Data for this task ▸
· · · · ·

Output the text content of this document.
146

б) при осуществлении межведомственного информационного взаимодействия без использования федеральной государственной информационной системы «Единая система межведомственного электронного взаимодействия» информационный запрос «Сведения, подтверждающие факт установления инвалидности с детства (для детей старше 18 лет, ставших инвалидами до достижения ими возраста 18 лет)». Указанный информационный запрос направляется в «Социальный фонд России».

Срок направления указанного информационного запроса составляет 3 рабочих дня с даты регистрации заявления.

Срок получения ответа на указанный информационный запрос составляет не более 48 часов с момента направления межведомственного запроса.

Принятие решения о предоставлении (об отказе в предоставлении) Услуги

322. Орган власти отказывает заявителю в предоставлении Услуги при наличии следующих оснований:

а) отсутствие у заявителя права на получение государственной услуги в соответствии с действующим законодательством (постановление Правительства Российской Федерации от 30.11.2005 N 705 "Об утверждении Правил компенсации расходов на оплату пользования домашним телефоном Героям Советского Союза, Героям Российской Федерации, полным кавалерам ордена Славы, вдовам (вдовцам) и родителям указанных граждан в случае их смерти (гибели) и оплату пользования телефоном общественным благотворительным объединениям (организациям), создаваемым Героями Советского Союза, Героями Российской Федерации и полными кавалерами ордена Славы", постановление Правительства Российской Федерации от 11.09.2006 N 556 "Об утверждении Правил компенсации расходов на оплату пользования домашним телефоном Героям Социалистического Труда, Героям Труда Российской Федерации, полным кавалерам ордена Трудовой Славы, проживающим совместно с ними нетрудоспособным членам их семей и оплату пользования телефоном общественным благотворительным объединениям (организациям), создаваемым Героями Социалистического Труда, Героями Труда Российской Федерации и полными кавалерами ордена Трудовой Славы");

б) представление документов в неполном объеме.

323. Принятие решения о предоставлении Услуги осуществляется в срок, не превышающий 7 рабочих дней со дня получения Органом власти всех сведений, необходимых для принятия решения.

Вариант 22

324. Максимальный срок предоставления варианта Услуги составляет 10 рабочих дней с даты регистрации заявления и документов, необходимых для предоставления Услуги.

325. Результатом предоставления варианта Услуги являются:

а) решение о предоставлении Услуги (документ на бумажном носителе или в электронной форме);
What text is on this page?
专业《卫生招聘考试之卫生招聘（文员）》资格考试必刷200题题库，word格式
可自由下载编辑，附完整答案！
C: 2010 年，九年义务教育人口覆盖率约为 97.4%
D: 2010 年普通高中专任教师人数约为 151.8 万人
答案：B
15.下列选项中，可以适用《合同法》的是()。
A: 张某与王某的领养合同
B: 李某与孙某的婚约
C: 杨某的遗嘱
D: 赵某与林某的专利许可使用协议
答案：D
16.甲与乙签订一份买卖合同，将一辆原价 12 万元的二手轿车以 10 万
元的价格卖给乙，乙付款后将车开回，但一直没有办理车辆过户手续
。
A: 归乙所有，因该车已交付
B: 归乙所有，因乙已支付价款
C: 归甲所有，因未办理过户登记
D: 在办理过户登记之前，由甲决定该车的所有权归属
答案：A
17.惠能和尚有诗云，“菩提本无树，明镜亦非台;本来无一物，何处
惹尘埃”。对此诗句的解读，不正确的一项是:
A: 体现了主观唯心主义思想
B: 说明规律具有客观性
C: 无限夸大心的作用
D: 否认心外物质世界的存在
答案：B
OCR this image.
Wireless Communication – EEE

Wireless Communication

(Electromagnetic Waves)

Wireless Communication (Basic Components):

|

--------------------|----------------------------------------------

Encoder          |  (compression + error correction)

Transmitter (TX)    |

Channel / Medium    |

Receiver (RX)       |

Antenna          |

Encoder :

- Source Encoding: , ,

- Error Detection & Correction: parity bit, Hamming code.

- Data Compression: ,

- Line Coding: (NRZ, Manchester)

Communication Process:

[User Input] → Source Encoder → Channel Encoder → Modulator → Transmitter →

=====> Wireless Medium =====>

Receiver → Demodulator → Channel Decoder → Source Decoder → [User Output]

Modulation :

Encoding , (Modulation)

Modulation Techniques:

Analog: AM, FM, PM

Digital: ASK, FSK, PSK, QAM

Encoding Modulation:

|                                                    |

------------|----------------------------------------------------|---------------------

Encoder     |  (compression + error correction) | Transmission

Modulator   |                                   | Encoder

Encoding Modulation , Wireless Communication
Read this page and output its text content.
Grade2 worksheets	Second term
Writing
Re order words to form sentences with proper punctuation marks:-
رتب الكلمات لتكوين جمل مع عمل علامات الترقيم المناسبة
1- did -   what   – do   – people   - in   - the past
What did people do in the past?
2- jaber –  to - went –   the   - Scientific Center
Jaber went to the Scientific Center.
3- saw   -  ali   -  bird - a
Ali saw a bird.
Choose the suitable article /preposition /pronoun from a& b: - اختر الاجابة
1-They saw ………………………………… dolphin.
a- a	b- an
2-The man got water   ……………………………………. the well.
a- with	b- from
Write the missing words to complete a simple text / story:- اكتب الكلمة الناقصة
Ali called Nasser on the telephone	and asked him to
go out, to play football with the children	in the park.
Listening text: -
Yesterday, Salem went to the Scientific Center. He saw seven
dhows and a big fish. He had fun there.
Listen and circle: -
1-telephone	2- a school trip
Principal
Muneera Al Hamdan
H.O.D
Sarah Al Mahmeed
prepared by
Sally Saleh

· · · · ·

Exercise goal ▸
Check each line of the entries above for the word "text". List the ones that have it.

Answer to this problem ▸
Output the text content of this document.
What text is on this page?
Read this page and output its text content.
Write the missing words to complete a simple text / story:- اكتب الكلمة الناقصة
Listening text: -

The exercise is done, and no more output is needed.